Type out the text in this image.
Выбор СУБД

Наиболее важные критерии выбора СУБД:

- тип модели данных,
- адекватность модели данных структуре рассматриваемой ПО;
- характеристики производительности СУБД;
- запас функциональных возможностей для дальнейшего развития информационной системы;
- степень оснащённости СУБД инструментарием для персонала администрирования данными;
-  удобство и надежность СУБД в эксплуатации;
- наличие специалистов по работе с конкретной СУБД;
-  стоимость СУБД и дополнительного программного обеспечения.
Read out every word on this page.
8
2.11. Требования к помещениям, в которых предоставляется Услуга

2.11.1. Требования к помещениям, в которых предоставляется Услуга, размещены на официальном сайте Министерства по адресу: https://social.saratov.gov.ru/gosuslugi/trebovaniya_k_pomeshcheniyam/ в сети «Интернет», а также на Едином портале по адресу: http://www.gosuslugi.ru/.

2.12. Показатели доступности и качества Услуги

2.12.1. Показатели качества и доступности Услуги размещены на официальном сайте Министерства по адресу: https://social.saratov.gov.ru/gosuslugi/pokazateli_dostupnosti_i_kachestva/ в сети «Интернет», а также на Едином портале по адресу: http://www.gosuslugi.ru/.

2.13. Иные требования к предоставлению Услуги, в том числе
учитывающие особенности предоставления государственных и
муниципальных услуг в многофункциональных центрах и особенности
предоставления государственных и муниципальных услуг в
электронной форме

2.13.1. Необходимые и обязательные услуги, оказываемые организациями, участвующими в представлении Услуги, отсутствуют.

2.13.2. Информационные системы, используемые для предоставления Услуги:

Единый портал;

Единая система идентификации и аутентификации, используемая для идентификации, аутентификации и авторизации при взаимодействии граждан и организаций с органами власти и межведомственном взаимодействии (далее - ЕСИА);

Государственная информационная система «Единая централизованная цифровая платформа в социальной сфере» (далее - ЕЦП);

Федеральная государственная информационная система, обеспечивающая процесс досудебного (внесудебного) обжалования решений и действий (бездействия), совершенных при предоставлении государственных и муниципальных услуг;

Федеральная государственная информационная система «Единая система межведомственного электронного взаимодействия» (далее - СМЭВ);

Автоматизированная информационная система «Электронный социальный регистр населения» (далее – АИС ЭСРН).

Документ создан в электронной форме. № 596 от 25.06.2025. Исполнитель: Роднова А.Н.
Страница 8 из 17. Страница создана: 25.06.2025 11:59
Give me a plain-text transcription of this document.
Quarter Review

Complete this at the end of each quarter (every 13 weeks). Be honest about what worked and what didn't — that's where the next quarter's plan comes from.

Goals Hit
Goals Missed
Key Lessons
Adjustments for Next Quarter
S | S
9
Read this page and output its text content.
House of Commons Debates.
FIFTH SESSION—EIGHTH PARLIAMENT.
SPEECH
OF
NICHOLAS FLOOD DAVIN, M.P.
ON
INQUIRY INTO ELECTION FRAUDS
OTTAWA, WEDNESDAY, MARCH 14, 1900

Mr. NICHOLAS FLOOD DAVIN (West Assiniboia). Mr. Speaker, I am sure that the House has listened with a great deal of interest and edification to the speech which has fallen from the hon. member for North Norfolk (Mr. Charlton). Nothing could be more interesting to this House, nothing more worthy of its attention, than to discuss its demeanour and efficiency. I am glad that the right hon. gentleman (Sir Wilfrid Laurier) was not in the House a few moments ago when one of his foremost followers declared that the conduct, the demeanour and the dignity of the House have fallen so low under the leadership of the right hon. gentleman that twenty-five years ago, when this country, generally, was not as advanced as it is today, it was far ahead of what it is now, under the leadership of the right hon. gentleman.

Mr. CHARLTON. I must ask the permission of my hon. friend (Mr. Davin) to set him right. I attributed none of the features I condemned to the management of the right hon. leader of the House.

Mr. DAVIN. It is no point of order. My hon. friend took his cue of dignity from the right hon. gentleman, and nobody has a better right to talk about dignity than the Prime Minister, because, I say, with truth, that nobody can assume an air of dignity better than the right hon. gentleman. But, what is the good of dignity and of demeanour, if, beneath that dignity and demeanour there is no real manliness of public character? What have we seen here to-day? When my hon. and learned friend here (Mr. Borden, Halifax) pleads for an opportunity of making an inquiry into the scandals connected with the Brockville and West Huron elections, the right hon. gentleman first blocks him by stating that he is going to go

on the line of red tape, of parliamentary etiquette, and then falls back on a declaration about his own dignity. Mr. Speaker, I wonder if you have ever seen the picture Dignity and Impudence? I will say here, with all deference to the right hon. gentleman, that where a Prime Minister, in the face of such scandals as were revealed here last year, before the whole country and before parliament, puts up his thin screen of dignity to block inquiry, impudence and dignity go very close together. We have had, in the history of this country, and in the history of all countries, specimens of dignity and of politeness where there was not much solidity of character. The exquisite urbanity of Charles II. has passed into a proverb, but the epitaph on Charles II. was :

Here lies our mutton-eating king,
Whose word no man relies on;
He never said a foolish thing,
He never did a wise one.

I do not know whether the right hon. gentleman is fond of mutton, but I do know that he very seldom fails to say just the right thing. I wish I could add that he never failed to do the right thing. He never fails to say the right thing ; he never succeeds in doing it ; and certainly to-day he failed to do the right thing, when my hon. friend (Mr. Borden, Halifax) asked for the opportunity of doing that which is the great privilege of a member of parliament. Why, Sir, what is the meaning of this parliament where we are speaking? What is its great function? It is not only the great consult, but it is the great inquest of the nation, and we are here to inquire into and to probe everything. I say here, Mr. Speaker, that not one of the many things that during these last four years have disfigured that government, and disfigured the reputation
════════════════════
PROBLEM DETAILS - Write out the entries in full, exactly as given.

OUTPUT FOR THIS EXERCISE -
Type out the text in this image.
Выбор СУБД

Наиболее важные критерии выбора СУБД:

- тип модели данных,
- адекватность модели данных структуре рассматриваемой ПО;
- характеристики производительности СУБД;
- запас функциональных возможностей для дальнейшего развития информационной системы;
- степень оснащённости СУБД инструментарием для персонала администрирования данными;
-  удобство и надежность СУБД в эксплуатации;
- наличие специалистов по работе с конкретной СУБД;
-  стоимость СУБД и дополнительного программного обеспечения.
Read out every word on this page.
8
2.11. Требования к помещениям, в которых предоставляется Услуга

2.11.1. Требования к помещениям, в которых предоставляется Услуга, размещены на официальном сайте Министерства по адресу: https://social.saratov.gov.ru/gosuslugi/trebovaniya_k_pomeshcheniyam/ в сети «Интернет», а также на Едином портале по адресу: http://www.gosuslugi.ru/.

2.12. Показатели доступности и качества Услуги

2.12.1. Показатели качества и доступности Услуги размещены на официальном сайте Министерства по адресу: https://social.saratov.gov.ru/gosuslugi/pokazateli_dostupnosti_i_kachestva/ в сети «Интернет», а также на Едином портале по адресу: http://www.gosuslugi.ru/.

2.13. Иные требования к предоставлению Услуги, в том числе
учитывающие особенности предоставления государственных и
муниципальных услуг в многофункциональных центрах и особенности
предоставления государственных и муниципальных услуг в
электронной форме

2.13.1. Необходимые и обязательные услуги, оказываемые организациями, участвующими в представлении Услуги, отсутствуют.

2.13.2. Информационные системы, используемые для предоставления Услуги:

Единый портал;

Единая система идентификации и аутентификации, используемая для идентификации, аутентификации и авторизации при взаимодействии граждан и организаций с органами власти и межведомственном взаимодействии (далее - ЕСИА);

Государственная информационная система «Единая централизованная цифровая платформа в социальной сфере» (далее - ЕЦП);

Федеральная государственная информационная система, обеспечивающая процесс досудебного (внесудебного) обжалования решений и действий (бездействия), совершенных при предоставлении государственных и муниципальных услуг;

Федеральная государственная информационная система «Единая система межведомственного электронного взаимодействия» (далее - СМЭВ);

Автоматизированная информационная система «Электронный социальный регистр населения» (далее – АИС ЭСРН).

Документ создан в электронной форме. № 596 от 25.06.2025. Исполнитель: Роднова А.Н.
Страница 8 из 17. Страница создана: 25.06.2025 11:59
Give me a plain-text transcription of this document.
Quarter Review

Complete this at the end of each quarter (every 13 weeks). Be honest about what worked and what didn't — that's where the next quarter's plan comes from.

Goals Hit
Goals Missed
Key Lessons
Adjustments for Next Quarter
S | S
9
Read this page and output its text content.
House of Commons Debates.
FIFTH SESSION—EIGHTH PARLIAMENT.
SPEECH
OF
NICHOLAS FLOOD DAVIN, M.P.
ON
INQUIRY INTO ELECTION FRAUDS
OTTAWA, WEDNESDAY, MARCH 14, 1900

Mr. NICHOLAS FLOOD DAVIN (West Assiniboia). Mr. Speaker, I am sure that the House has listened with a great deal of interest and edification to the speech which has fallen from the hon. member for North Norfolk (Mr. Charlton). Nothing could be more interesting to this House, nothing more worthy of its attention, than to discuss its demeanour and efficiency. I am glad that the right hon. gentleman (Sir Wilfrid Laurier) was not in the House a few moments ago when one of his foremost followers declared that the conduct, the demeanour and the dignity of the House have fallen so low under the leadership of the right hon. gentleman that twenty-five years ago, when this country, generally, was not as advanced as it is today, it was far ahead of what it is now, under the leadership of the right hon. gentleman.

Mr. CHARLTON. I must ask the permission of my hon. friend (Mr. Davin) to set him right. I attributed none of the features I condemned to the management of the right hon. leader of the House.

Mr. DAVIN. It is no point of order. My hon. friend took his cue of dignity from the right hon. gentleman, and nobody has a better right to talk about dignity than the Prime Minister, because, I say, with truth, that nobody can assume an air of dignity better than the right hon. gentleman. But, what is the good of dignity and of demeanour, if, beneath that dignity and demeanour there is no real manliness of public character? What have we seen here to-day? When my hon. and learned friend here (Mr. Borden, Halifax) pleads for an opportunity of making an inquiry into the scandals connected with the Brockville and West Huron elections, the right hon. gentleman first blocks him by stating that he is going to go

on the line of red tape, of parliamentary etiquette, and then falls back on a declaration about his own dignity. Mr. Speaker, I wonder if you have ever seen the picture Dignity and Impudence? I will say here, with all deference to the right hon. gentleman, that where a Prime Minister, in the face of such scandals as were revealed here last year, before the whole country and before parliament, puts up his thin screen of dignity to block inquiry, impudence and dignity go very close together. We have had, in the history of this country, and in the history of all countries, specimens of dignity and of politeness where there was not much solidity of character. The exquisite urbanity of Charles II. has passed into a proverb, but the epitaph on Charles II. was :

Here lies our mutton-eating king,
Whose word no man relies on;
He never said a foolish thing,
He never did a wise one.

I do not know whether the right hon. gentleman is fond of mutton, but I do know that he very seldom fails to say just the right thing. I wish I could add that he never failed to do the right thing. He never fails to say the right thing ; he never succeeds in doing it ; and certainly to-day he failed to do the right thing, when my hon. friend (Mr. Borden, Halifax) asked for the opportunity of doing that which is the great privilege of a member of parliament. Why, Sir, what is the meaning of this parliament where we are speaking? What is its great function? It is not only the great consult, but it is the great inquest of the nation, and we are here to inquire into and to probe everything. I say here, Mr. Speaker, that not one of the many things that during these last four years have disfigured that government, and disfigured the reputation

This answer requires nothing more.